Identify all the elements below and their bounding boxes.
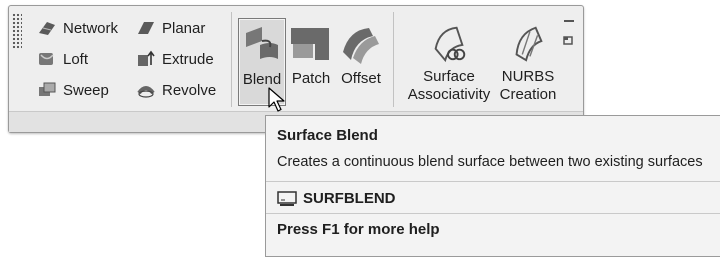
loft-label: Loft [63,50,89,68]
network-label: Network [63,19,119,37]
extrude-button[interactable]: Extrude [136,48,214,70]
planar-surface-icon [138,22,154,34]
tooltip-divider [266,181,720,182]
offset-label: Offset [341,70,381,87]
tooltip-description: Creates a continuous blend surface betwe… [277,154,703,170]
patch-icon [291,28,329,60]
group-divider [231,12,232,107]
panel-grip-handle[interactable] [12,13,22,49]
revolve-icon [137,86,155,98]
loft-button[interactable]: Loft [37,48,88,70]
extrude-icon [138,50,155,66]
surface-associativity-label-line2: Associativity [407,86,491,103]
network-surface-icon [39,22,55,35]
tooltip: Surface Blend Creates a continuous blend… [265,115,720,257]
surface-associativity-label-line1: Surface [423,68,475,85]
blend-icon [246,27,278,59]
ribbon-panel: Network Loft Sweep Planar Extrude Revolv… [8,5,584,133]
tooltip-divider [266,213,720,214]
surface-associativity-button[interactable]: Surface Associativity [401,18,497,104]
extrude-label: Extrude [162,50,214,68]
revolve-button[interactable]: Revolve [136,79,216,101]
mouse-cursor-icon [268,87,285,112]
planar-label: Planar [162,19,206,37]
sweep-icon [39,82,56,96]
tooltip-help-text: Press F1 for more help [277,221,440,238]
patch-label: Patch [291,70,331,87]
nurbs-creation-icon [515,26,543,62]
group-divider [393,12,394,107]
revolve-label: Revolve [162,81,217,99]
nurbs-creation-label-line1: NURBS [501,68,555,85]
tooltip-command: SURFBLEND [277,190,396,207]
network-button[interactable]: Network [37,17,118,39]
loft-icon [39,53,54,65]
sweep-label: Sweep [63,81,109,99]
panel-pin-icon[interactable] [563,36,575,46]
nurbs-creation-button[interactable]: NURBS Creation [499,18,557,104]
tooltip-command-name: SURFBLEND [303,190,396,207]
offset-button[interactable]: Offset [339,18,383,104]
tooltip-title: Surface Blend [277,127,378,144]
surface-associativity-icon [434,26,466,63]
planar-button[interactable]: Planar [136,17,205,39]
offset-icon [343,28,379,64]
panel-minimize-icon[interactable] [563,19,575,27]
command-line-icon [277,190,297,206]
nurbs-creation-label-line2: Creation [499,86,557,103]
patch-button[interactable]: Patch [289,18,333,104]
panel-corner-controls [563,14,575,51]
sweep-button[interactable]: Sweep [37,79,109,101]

DIRECTION:
Convert the entry above into a Markdown table with the columns Row and Text, putting each line in its own numbered row and skipping blank lines. Omit the picture.

SOLUTION FOR THIS TASK:
| Row | Text |
|---|---|
| 1 | Identify all the elements below and their bounding boxes. |
| 2 | loft-label: Loft [63,50,89,68] |
| 3 | network-label: Network [63,19,119,37] |
| 4 | extrude-button[interactable]: Extrude [136,48,214,70] |
| 5 | planar-surface-icon [138,22,154,34] |
| 6 | tooltip-divider [266,181,720,182] |
| 7 | offset-label: Offset [341,70,381,87] |
| 8 | tooltip-description: Creates a continuous blend surface betwe… [277,154,703,170] |
| 9 | patch-icon [291,28,329,60] |
| 10 | group-divider [231,12,232,107] |
| 11 | panel-grip-handle[interactable] [12,13,22,49] |
| 12 | revolve-icon [137,86,155,98] |
| 13 | loft-button[interactable]: Loft [37,48,88,70] |
| 14 | extrude-icon [138,50,155,66] |
| 15 | surface-associativity-label-line2: Associativity [407,86,491,103] |
| 16 | network-surface-icon [39,22,55,35] |
| 17 | tooltip: Surface Blend Creates a continuous blend… [265,115,720,257] |
| 18 | surface-associativity-label-line1: Surface [423,68,475,85] |
| 19 | blend-icon [246,27,278,59] |
| 20 | ribbon-panel: Network Loft Sweep Planar Extrude Revolv… [8,5,584,133] |
| 21 | tooltip-divider [266,213,720,214] |
| 22 | surface-associativity-button[interactable]: Surface Associativity [401,18,497,104] |
| 23 | extrude-label: Extrude [162,50,214,68] |
| 24 | revolve-button[interactable]: Revolve [136,79,216,101] |
| 25 | mouse-cursor-icon [268,87,285,112] |
| 26 | planar-label: Planar [162,19,206,37] |
| 27 | sweep-icon [39,82,56,96] |
| 28 | tooltip-help-text: Press F1 for more help [277,221,440,238] |
| 29 | patch-label: Patch [291,70,331,87] |
| 30 | nurbs-creation-icon [515,26,543,62] |
| 31 | group-divider [393,12,394,107] |
| 32 | revolve-label: Revolve [162,81,217,99] |
| 33 | nurbs-creation-label-line1: NURBS [501,68,555,85] |
| 34 | tooltip-command: SURFBLEND [277,190,396,207] |
| 35 | network-button[interactable]: Network [37,17,118,39] |
| 36 | loft-icon [39,53,54,65] |
| 37 | sweep-label: Sweep [63,81,109,99] |
| 38 | panel-pin-icon[interactable] [563,36,575,46] |
| 39 | nurbs-creation-button[interactable]: NURBS Creation [499,18,557,104] |
| 40 | tooltip-command-name: SURFBLEND [303,190,396,207] |
| 41 | offset-button[interactable]: Offset [339,18,383,104] |
| 42 | tooltip-title: Surface Blend [277,127,378,144] |
| 43 | surface-associativity-icon [434,26,466,63] |
| 44 | planar-button[interactable]: Planar [136,17,205,39] |
| 45 | offset-icon [343,28,379,64] |
| 46 | panel-minimize-icon[interactable] [563,19,575,27] |
| 47 | command-line-icon [277,190,297,206] |
| 48 | nurbs-creation-label-line2: Creation [499,86,557,103] |
| 49 | patch-button[interactable]: Patch [289,18,333,104] |
| 50 | panel-corner-controls [563,14,575,51] |
| 51 | sweep-button[interactable]: Sweep [37,79,109,101] |